Task to carry out :: Which lines of the entries below include "dropper"? List them all.

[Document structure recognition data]
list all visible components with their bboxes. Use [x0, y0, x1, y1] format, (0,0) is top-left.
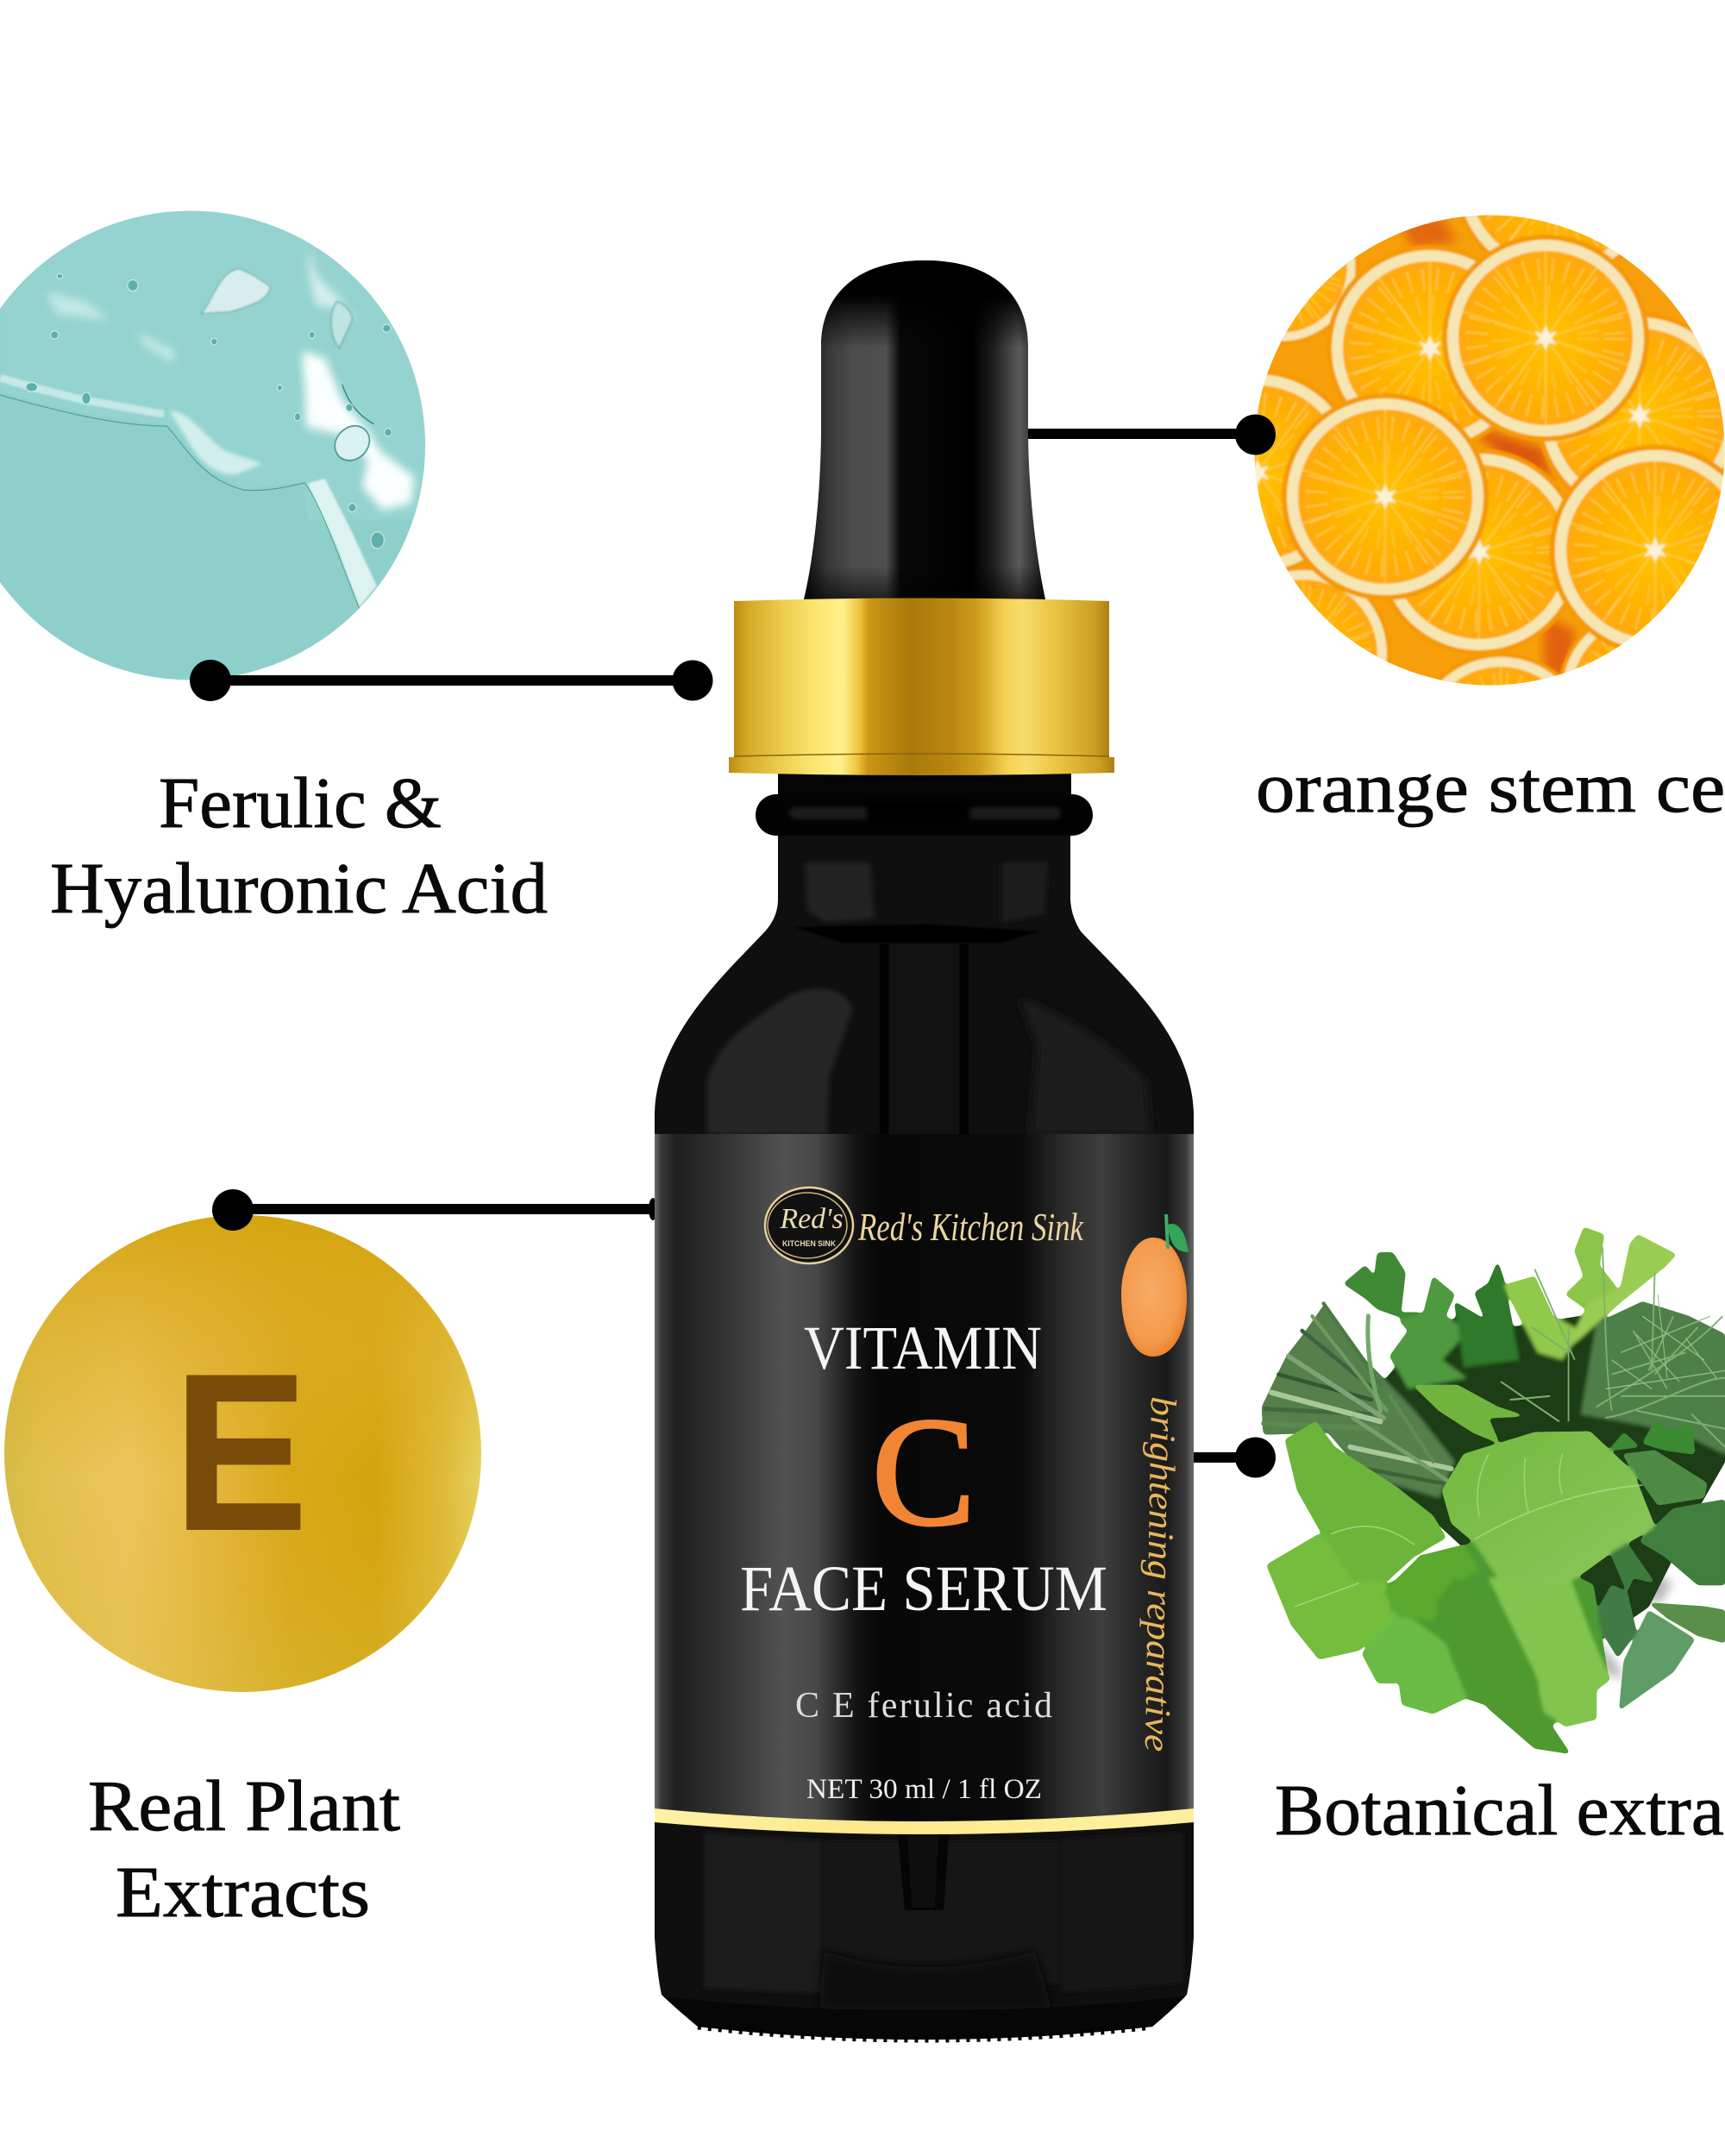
bottle glass body — [647, 759, 1199, 2061]
brand logo oval: Red's — [779, 1203, 844, 1235]
caption: real plant extracts: Real Plant — [88, 1766, 400, 1846]
panel: vitamin E gold circle — [4, 1215, 481, 1692]
label panel — [655, 1134, 1194, 1834]
dot: hyaluronic circle — [190, 660, 231, 701]
dot: orange stem cells — [1235, 414, 1276, 455]
caption: real plant extracts: Extracts — [116, 1852, 370, 1933]
vertical tagline: brightening reparative — [1137, 1396, 1182, 1752]
dot: gold collar — [673, 661, 712, 700]
orange fruit icon — [1121, 1214, 1189, 1357]
brand name: Red's Kitchen Sink — [857, 1205, 1084, 1249]
caption: ferulic and hyaluronic acid — [50, 763, 548, 929]
connector: ferulic and hyaluronic acid to collar — [210, 675, 693, 686]
bottle neck ring — [756, 768, 1093, 836]
title: big C: C — [872, 1386, 975, 1557]
connector: botanical extracts to bottle — [1190, 1452, 1256, 1463]
net volume: NET 30 ml / 1 fl OZ — [806, 1774, 1042, 1805]
caption: ferulic and hyaluronic acid: Ferulic & — [159, 763, 442, 843]
dot: vitamin E circle — [212, 1189, 254, 1231]
connector: real plant extracts to bottle — [233, 1204, 656, 1214]
letter E: E — [174, 1329, 307, 1577]
caption: real plant extracts — [88, 1766, 400, 1933]
brand logo oval — [765, 1188, 853, 1263]
title: vitamin: VITAMIN — [804, 1313, 1042, 1382]
connector end bump — [649, 1198, 657, 1220]
panel: orange slices circle — [1254, 216, 1725, 685]
dropper bulb — [804, 260, 1045, 599]
dot: botanical extracts — [1235, 1437, 1276, 1478]
gold band — [655, 1808, 1194, 1834]
title: face serum: FACE SERUM — [740, 1553, 1107, 1625]
brand logo oval: KITCHEN SINK — [782, 1239, 836, 1249]
base teeth — [698, 2027, 1152, 2040]
bottle with dropper — [647, 260, 1199, 2061]
connector: orange stem cells to dropper bulb — [1025, 429, 1258, 439]
panel: hyaluronic gel circle — [0, 210, 431, 680]
caption: ferulic and hyaluronic acid: Hyaluronic Acid — [50, 849, 548, 929]
ingredient line: C E ferulic acid — [795, 1686, 1052, 1726]
gold collar — [729, 599, 1114, 775]
panel: herb bouquet — [1262, 1227, 1725, 1753]
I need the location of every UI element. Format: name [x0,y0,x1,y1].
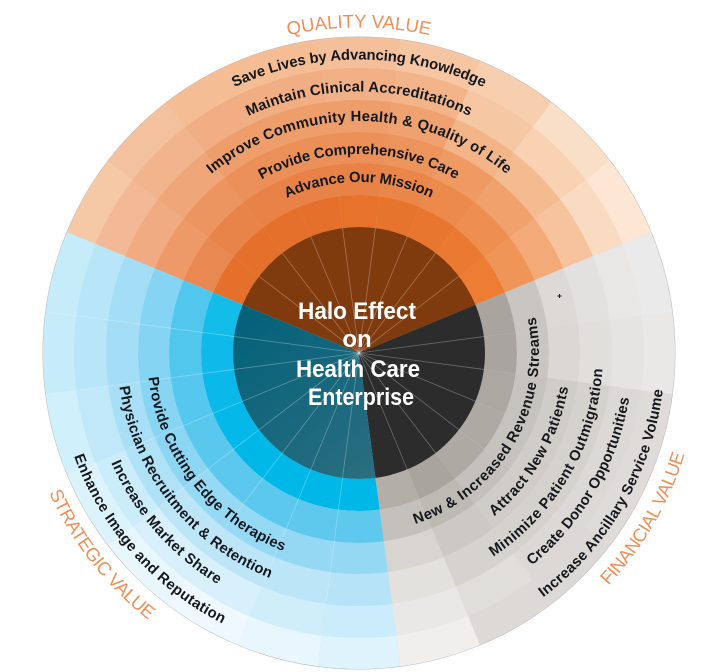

Completed task ::
dropper bulb — [804, 260, 1045, 599]
bottle with dropper — [647, 260, 1199, 2061]
connector: orange stem cells to dropper bulb — [1025, 429, 1258, 439]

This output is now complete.